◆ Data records
## Begin
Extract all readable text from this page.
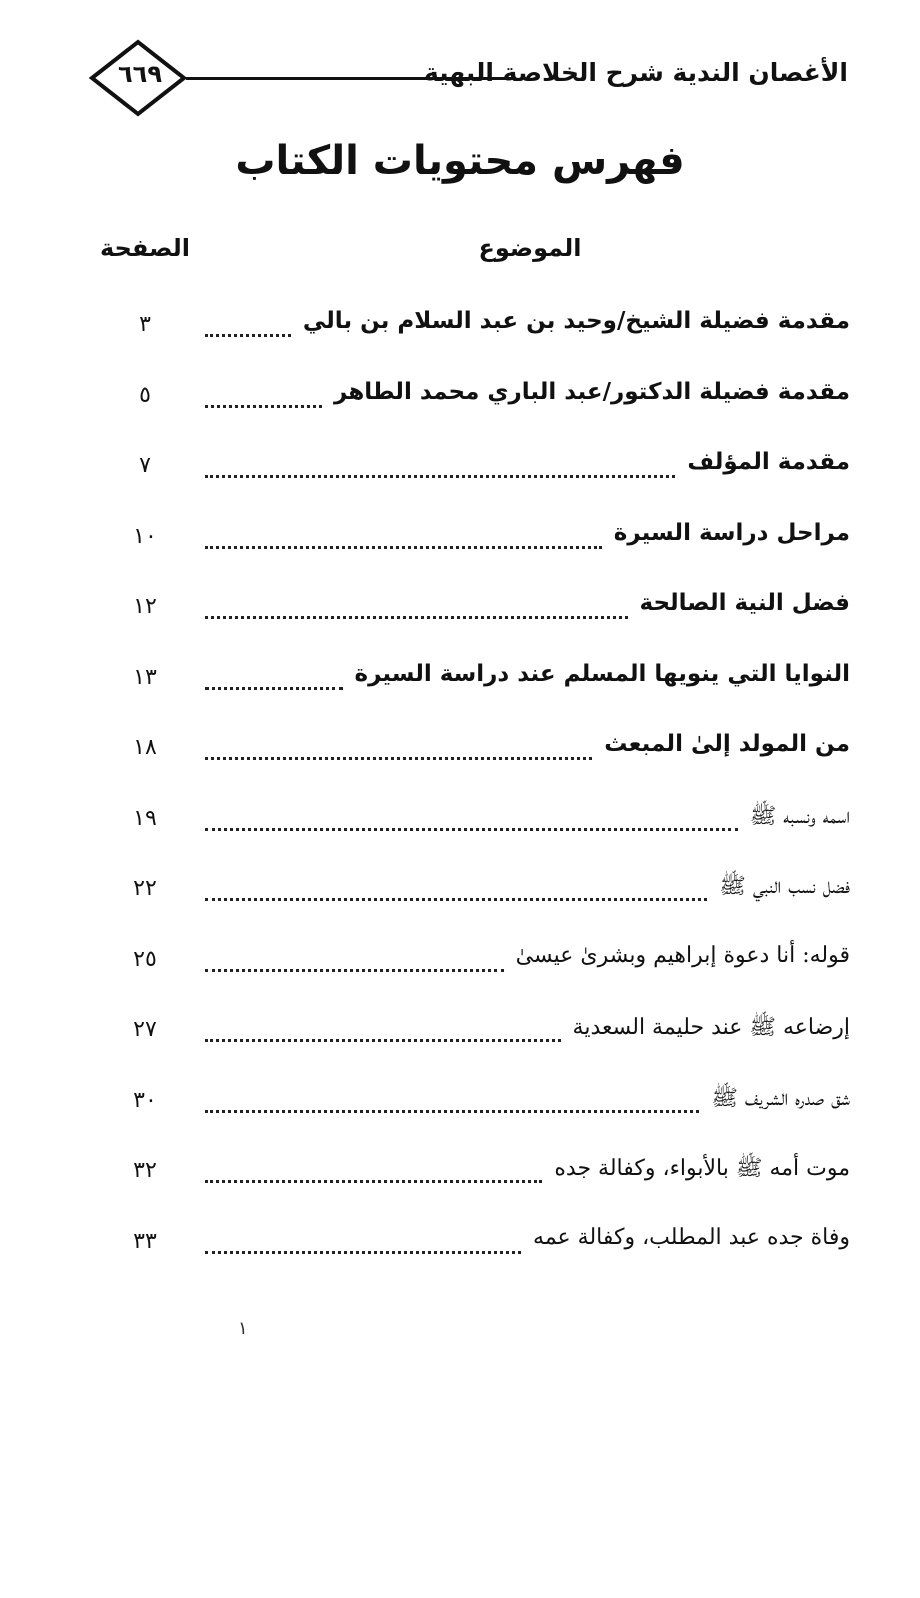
٦٦٩	الأغصان الندية شرح الخلاصة البهية
فهرس محتويات الكتاب
الموضوع
الصفحة
مقدمة فضيلة الشيخ/وحيد بن عبد السلام بن بالي
٣
مقدمة فضيلة الدكتور/عبد الباري محمد الطاهر
٥
مقدمة المؤلف
٧
مراحل دراسة السيرة
١٠
فضل النية الصالحة
١٢
النوايا التي ينويها المسلم عند دراسة السيرة
١٣
من المولد إلىٰ المبعث
١٨
اسمه ونسبه ﷺ
١٩
فضل نسب النبي ﷺ
٢٢
قوله: أنا دعوة إبراهيم وبشرىٰ عيسىٰ
٢٥
إرضاعه ﷺ عند حليمة السعدية
٢٧
شق صدره الشريف ﷺ
٣٠
موت أمه ﷺ بالأبواء، وكفالة جده
٣٢
وفاة جده عبد المطلب، وكفالة عمه
٣٣
١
## End
Repeat all of the records verbatim, leaving out the pictures.

◆ RESULT
Extract all readable text from this page.
٦٦٩	الأغصان الندية شرح الخلاصة البهية
فهرس محتويات الكتاب
الموضوع
الصفحة
مقدمة فضيلة الشيخ/وحيد بن عبد السلام بن بالي
٣
مقدمة فضيلة الدكتور/عبد الباري محمد الطاهر
٥
مقدمة المؤلف
٧
مراحل دراسة السيرة
١٠
فضل النية الصالحة
١٢
النوايا التي ينويها المسلم عند دراسة السيرة
١٣
من المولد إلىٰ المبعث
١٨
اسمه ونسبه ﷺ
١٩
فضل نسب النبي ﷺ
٢٢
قوله: أنا دعوة إبراهيم وبشرىٰ عيسىٰ
٢٥
إرضاعه ﷺ عند حليمة السعدية
٢٧
شق صدره الشريف ﷺ
٣٠
موت أمه ﷺ بالأبواء، وكفالة جده
٣٢
وفاة جده عبد المطلب، وكفالة عمه
٣٣
١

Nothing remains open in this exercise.